» Problem statement
The records that follow should be retyped word for word.

═══ Entries ═══

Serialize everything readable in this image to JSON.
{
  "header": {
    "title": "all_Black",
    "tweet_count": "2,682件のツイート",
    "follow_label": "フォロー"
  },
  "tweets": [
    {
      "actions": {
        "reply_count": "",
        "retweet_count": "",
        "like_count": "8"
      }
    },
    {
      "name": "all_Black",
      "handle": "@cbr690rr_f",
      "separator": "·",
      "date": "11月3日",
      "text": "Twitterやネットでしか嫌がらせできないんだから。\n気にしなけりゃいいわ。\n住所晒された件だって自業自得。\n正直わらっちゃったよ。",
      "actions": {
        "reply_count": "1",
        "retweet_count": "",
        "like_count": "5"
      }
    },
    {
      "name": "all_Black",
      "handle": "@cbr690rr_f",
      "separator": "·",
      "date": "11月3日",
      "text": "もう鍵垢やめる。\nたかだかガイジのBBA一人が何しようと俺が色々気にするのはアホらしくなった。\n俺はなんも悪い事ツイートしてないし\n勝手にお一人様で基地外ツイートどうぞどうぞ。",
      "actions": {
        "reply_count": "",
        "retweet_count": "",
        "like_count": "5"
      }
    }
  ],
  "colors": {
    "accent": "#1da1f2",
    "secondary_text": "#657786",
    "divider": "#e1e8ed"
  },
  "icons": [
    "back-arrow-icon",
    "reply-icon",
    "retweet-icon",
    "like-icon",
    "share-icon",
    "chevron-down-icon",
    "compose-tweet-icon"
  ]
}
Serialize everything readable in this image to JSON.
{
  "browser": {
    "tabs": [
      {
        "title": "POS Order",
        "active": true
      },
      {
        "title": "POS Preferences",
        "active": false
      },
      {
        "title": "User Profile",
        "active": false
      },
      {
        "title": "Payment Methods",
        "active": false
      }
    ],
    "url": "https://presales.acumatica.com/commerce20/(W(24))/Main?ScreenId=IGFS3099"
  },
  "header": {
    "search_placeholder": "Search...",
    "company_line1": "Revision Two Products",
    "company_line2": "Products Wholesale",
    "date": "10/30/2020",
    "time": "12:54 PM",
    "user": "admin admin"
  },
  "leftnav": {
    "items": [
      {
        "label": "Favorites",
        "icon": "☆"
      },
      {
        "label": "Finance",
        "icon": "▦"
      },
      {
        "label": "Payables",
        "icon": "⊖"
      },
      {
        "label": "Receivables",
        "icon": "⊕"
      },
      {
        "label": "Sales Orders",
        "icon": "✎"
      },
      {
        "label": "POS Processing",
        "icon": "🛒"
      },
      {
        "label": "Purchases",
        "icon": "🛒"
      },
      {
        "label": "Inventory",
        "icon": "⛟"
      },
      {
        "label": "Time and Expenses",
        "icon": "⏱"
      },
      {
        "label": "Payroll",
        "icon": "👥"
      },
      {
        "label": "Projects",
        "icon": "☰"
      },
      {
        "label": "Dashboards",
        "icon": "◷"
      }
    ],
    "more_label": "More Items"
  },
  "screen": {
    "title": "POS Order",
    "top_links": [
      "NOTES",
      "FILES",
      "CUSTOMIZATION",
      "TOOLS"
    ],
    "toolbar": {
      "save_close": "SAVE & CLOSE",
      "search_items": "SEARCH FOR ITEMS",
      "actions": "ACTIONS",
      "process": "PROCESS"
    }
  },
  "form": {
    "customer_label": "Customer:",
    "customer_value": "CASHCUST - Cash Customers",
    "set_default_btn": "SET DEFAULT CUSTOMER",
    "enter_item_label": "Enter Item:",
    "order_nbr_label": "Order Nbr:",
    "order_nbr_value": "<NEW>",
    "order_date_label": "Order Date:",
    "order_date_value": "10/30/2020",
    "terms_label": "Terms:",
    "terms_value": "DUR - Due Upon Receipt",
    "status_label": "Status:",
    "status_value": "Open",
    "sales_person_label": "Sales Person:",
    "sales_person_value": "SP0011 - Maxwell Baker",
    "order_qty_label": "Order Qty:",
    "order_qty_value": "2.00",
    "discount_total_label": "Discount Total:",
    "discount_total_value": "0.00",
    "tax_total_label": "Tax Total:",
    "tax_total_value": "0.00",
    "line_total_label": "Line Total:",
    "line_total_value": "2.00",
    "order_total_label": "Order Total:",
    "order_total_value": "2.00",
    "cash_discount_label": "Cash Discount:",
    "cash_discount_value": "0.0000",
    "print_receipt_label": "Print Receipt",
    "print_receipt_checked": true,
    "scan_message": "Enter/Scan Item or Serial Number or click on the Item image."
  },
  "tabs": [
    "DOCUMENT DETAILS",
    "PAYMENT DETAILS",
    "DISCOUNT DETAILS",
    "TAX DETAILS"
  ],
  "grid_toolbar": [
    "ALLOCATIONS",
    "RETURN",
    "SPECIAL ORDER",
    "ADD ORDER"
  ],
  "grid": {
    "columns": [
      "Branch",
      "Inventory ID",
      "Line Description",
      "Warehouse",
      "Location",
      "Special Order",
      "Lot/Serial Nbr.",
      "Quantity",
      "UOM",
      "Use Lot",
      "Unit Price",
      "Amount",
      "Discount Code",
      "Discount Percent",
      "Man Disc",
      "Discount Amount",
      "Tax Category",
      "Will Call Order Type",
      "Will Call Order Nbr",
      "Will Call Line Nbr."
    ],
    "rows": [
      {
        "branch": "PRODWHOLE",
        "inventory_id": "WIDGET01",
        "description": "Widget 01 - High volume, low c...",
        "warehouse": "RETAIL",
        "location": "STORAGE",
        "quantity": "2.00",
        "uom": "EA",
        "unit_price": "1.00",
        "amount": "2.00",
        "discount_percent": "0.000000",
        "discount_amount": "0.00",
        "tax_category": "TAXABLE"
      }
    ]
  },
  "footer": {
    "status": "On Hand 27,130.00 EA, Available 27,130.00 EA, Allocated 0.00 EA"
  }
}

═══

» Task answer
Serialize everything readable in this image to JSON.
{
  "header": {
    "title": "all_Black",
    "tweet_count": "2,682件のツイート",
    "follow_label": "フォロー"
  },
  "tweets": [
    {
      "actions": {
        "reply_count": "",
        "retweet_count": "",
        "like_count": "8"
      }
    },
    {
      "name": "all_Black",
      "handle": "@cbr690rr_f",
      "separator": "·",
      "date": "11月3日",
      "text": "Twitterやネットでしか嫌がらせできないんだから。\n気にしなけりゃいいわ。\n住所晒された件だって自業自得。\n正直わらっちゃったよ。",
      "actions": {
        "reply_count": "1",
        "retweet_count": "",
        "like_count": "5"
      }
    },
    {
      "name": "all_Black",
      "handle": "@cbr690rr_f",
      "separator": "·",
      "date": "11月3日",
      "text": "もう鍵垢やめる。\nたかだかガイジのBBA一人が何しようと俺が色々気にするのはアホらしくなった。\n俺はなんも悪い事ツイートしてないし\n勝手にお一人様で基地外ツイートどうぞどうぞ。",
      "actions": {
        "reply_count": "",
        "retweet_count": "",
        "like_count": "5"
      }
    }
  ],
  "colors": {
    "accent": "#1da1f2",
    "secondary_text": "#657786",
    "divider": "#e1e8ed"
  },
  "icons": [
    "back-arrow-icon",
    "reply-icon",
    "retweet-icon",
    "like-icon",
    "share-icon",
    "chevron-down-icon",
    "compose-tweet-icon"
  ]
}
Serialize everything readable in this image to JSON.
{
  "browser": {
    "tabs": [
      {
        "title": "POS Order",
        "active": true
      },
      {
        "title": "POS Preferences",
        "active": false
      },
      {
        "title": "User Profile",
        "active": false
      },
      {
        "title": "Payment Methods",
        "active": false
      }
    ],
    "url": "https://presales.acumatica.com/commerce20/(W(24))/Main?ScreenId=IGFS3099"
  },
  "header": {
    "search_placeholder": "Search...",
    "company_line1": "Revision Two Products",
    "company_line2": "Products Wholesale",
    "date": "10/30/2020",
    "time": "12:54 PM",
    "user": "admin admin"
  },
  "leftnav": {
    "items": [
      {
        "label": "Favorites",
        "icon": "☆"
      },
      {
        "label": "Finance",
        "icon": "▦"
      },
      {
        "label": "Payables",
        "icon": "⊖"
      },
      {
        "label": "Receivables",
        "icon": "⊕"
      },
      {
        "label": "Sales Orders",
        "icon": "✎"
      },
      {
        "label": "POS Processing",
        "icon": "🛒"
      },
      {
        "label": "Purchases",
        "icon": "🛒"
      },
      {
        "label": "Inventory",
        "icon": "⛟"
      },
      {
        "label": "Time and Expenses",
        "icon": "⏱"
      },
      {
        "label": "Payroll",
        "icon": "👥"
      },
      {
        "label": "Projects",
        "icon": "☰"
      },
      {
        "label": "Dashboards",
        "icon": "◷"
      }
    ],
    "more_label": "More Items"
  },
  "screen": {
    "title": "POS Order",
    "top_links": [
      "NOTES",
      "FILES",
      "CUSTOMIZATION",
      "TOOLS"
    ],
    "toolbar": {
      "save_close": "SAVE & CLOSE",
      "search_items": "SEARCH FOR ITEMS",
      "actions": "ACTIONS",
      "process": "PROCESS"
    }
  },
  "form": {
    "customer_label": "Customer:",
    "customer_value": "CASHCUST - Cash Customers",
    "set_default_btn": "SET DEFAULT CUSTOMER",
    "enter_item_label": "Enter Item:",
    "order_nbr_label": "Order Nbr:",
    "order_nbr_value": "<NEW>",
    "order_date_label": "Order Date:",
    "order_date_value": "10/30/2020",
    "terms_label": "Terms:",
    "terms_value": "DUR - Due Upon Receipt",
    "status_label": "Status:",
    "status_value": "Open",
    "sales_person_label": "Sales Person:",
    "sales_person_value": "SP0011 - Maxwell Baker",
    "order_qty_label": "Order Qty:",
    "order_qty_value": "2.00",
    "discount_total_label": "Discount Total:",
    "discount_total_value": "0.00",
    "tax_total_label": "Tax Total:",
    "tax_total_value": "0.00",
    "line_total_label": "Line Total:",
    "line_total_value": "2.00",
    "order_total_label": "Order Total:",
    "order_total_value": "2.00",
    "cash_discount_label": "Cash Discount:",
    "cash_discount_value": "0.0000",
    "print_receipt_label": "Print Receipt",
    "print_receipt_checked": true,
    "scan_message": "Enter/Scan Item or Serial Number or click on the Item image."
  },
  "tabs": [
    "DOCUMENT DETAILS",
    "PAYMENT DETAILS",
    "DISCOUNT DETAILS",
    "TAX DETAILS"
  ],
  "grid_toolbar": [
    "ALLOCATIONS",
    "RETURN",
    "SPECIAL ORDER",
    "ADD ORDER"
  ],
  "grid": {
    "columns": [
      "Branch",
      "Inventory ID",
      "Line Description",
      "Warehouse",
      "Location",
      "Special Order",
      "Lot/Serial Nbr.",
      "Quantity",
      "UOM",
      "Use Lot",
      "Unit Price",
      "Amount",
      "Discount Code",
      "Discount Percent",
      "Man Disc",
      "Discount Amount",
      "Tax Category",
      "Will Call Order Type",
      "Will Call Order Nbr",
      "Will Call Line Nbr."
    ],
    "rows": [
      {
        "branch": "PRODWHOLE",
        "inventory_id": "WIDGET01",
        "description": "Widget 01 - High volume, low c...",
        "warehouse": "RETAIL",
        "location": "STORAGE",
        "quantity": "2.00",
        "uom": "EA",
        "unit_price": "1.00",
        "amount": "2.00",
        "discount_percent": "0.000000",
        "discount_amount": "0.00",
        "tax_category": "TAXABLE"
      }
    ]
  },
  "footer": {
    "status": "On Hand 27,130.00 EA, Available 27,130.00 EA, Allocated 0.00 EA"
  }
}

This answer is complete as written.